* _THE REQUEST_: Pick out each line containing the string "role".

Dataset records
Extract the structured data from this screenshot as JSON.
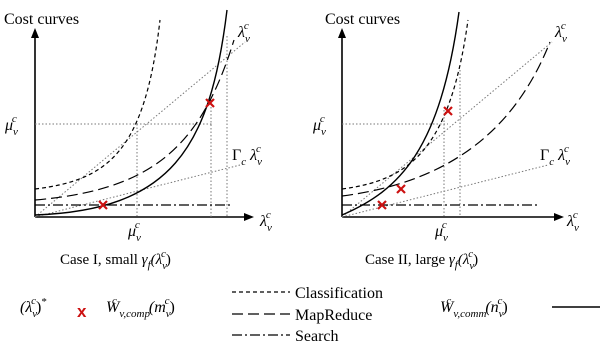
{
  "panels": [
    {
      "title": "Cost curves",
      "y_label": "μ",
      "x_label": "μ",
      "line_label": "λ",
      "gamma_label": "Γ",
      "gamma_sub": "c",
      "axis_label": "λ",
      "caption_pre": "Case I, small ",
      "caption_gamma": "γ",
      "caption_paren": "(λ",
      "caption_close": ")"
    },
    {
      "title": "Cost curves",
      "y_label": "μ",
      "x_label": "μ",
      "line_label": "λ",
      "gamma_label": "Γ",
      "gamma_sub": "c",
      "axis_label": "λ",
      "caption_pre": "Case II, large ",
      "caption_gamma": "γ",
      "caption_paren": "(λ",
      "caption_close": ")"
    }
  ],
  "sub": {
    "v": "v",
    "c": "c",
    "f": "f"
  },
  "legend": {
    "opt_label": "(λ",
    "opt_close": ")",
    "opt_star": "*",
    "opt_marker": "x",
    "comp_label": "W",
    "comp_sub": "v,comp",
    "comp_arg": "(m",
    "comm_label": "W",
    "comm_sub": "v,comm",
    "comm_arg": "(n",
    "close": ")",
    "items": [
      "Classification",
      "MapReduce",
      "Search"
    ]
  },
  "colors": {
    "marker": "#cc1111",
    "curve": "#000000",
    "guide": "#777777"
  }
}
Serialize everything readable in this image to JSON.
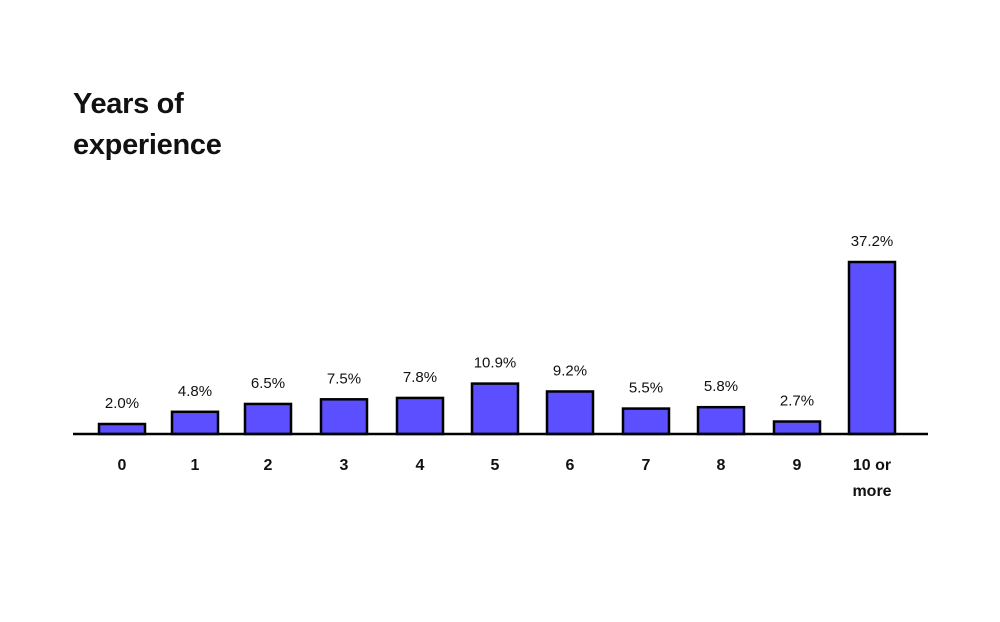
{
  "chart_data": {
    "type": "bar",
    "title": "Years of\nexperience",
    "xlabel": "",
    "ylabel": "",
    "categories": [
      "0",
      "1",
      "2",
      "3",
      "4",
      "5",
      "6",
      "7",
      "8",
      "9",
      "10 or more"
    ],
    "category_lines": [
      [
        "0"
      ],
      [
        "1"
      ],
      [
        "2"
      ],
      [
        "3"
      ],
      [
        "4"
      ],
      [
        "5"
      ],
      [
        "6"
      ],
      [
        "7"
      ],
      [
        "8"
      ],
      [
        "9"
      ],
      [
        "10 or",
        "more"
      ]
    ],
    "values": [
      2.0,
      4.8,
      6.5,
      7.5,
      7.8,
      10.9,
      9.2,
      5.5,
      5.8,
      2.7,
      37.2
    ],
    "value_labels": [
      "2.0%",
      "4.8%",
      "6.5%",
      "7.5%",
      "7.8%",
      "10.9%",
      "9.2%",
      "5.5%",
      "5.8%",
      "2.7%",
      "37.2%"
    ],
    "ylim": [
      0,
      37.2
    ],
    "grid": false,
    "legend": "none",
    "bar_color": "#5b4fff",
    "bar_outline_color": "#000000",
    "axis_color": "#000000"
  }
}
---
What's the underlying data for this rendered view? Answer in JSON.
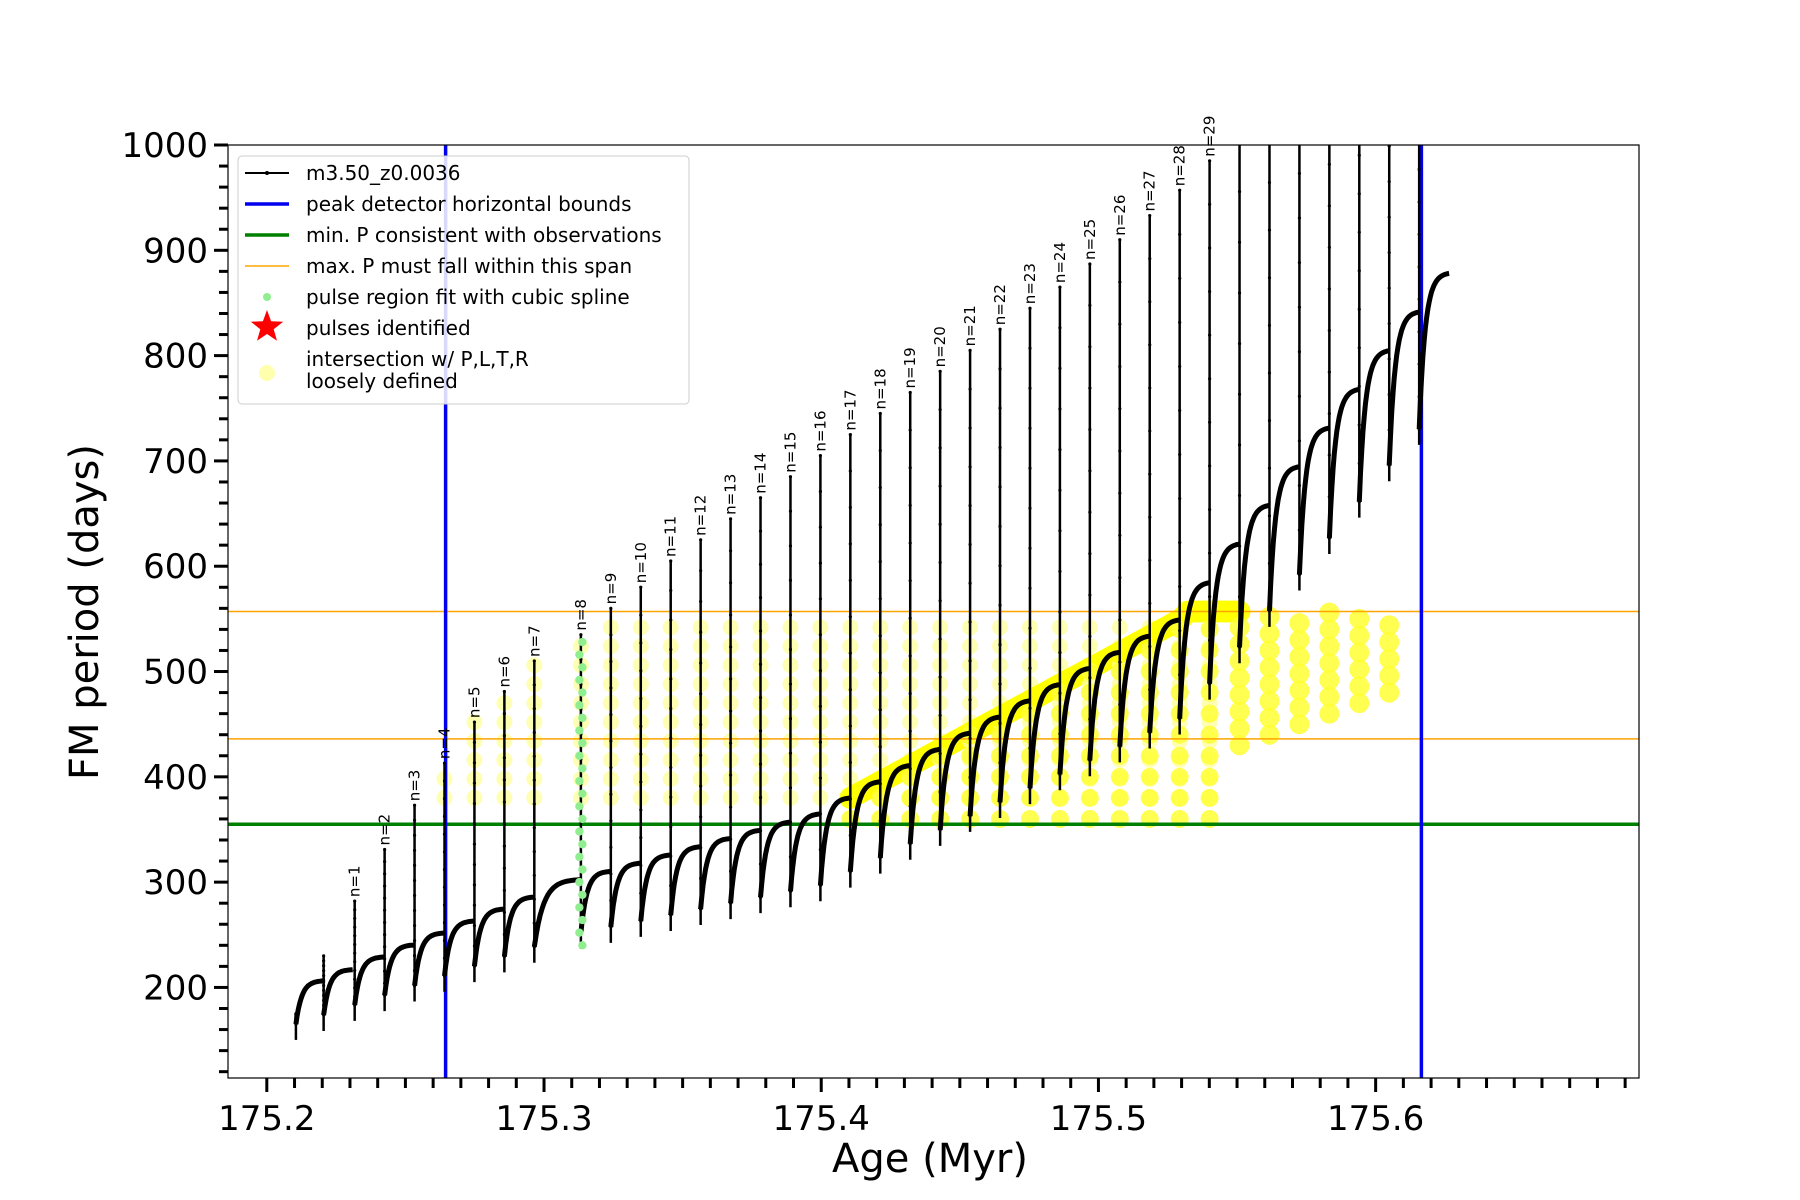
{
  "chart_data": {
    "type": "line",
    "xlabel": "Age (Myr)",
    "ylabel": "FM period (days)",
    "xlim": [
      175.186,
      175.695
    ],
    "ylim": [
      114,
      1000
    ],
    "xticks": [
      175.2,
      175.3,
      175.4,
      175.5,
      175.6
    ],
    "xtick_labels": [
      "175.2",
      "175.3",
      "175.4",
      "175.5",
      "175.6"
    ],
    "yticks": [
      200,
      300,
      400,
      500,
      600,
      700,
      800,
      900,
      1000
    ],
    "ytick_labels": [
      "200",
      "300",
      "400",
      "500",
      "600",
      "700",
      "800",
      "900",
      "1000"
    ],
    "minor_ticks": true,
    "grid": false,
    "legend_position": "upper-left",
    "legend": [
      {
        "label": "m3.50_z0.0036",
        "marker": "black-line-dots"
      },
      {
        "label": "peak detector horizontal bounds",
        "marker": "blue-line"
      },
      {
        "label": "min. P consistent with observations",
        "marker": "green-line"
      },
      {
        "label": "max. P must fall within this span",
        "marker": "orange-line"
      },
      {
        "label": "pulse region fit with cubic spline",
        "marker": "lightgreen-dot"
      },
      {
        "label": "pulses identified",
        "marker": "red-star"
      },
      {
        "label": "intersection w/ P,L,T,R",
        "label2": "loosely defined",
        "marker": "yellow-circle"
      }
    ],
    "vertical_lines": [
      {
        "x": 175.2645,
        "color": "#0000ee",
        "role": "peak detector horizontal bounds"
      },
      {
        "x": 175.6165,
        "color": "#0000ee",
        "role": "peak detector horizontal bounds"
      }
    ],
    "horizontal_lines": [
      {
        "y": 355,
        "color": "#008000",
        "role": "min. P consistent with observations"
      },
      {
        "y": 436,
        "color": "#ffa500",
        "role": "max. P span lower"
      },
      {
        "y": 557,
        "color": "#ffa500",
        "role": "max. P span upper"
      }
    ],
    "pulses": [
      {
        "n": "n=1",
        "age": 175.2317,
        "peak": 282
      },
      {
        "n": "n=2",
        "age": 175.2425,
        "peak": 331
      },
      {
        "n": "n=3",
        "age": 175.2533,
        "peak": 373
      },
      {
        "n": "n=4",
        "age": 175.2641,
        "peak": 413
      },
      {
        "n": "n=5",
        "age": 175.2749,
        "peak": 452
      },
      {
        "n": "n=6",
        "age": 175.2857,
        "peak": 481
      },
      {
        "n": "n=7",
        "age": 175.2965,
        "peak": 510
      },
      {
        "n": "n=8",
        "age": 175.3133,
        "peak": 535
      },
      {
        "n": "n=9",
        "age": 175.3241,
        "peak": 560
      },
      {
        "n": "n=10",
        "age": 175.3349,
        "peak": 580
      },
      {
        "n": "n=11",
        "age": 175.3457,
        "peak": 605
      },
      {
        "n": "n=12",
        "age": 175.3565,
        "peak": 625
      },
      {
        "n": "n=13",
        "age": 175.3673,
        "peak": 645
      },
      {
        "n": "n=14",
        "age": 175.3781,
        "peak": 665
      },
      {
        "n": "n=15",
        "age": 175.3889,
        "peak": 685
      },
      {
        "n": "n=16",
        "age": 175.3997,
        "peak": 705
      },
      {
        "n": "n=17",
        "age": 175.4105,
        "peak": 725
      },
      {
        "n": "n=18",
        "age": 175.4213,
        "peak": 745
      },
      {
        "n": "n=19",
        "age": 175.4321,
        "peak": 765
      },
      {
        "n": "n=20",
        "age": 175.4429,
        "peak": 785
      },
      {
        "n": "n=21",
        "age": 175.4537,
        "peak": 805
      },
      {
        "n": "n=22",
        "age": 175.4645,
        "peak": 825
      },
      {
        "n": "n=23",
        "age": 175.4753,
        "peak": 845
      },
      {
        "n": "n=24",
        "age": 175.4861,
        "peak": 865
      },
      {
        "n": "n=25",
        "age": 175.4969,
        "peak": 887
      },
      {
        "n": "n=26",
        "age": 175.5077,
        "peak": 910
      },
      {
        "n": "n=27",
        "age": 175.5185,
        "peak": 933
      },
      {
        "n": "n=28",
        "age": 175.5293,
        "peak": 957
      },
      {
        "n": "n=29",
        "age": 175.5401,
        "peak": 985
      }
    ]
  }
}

* _RESPONSE TO THE EXERCISE_:
        "role": "peak detector horizontal bounds"
        "role": "peak detector horizontal bounds"
        "role": "min. P consistent with observations"
        "role": "max. P span lower"
        "role": "max. P span upper"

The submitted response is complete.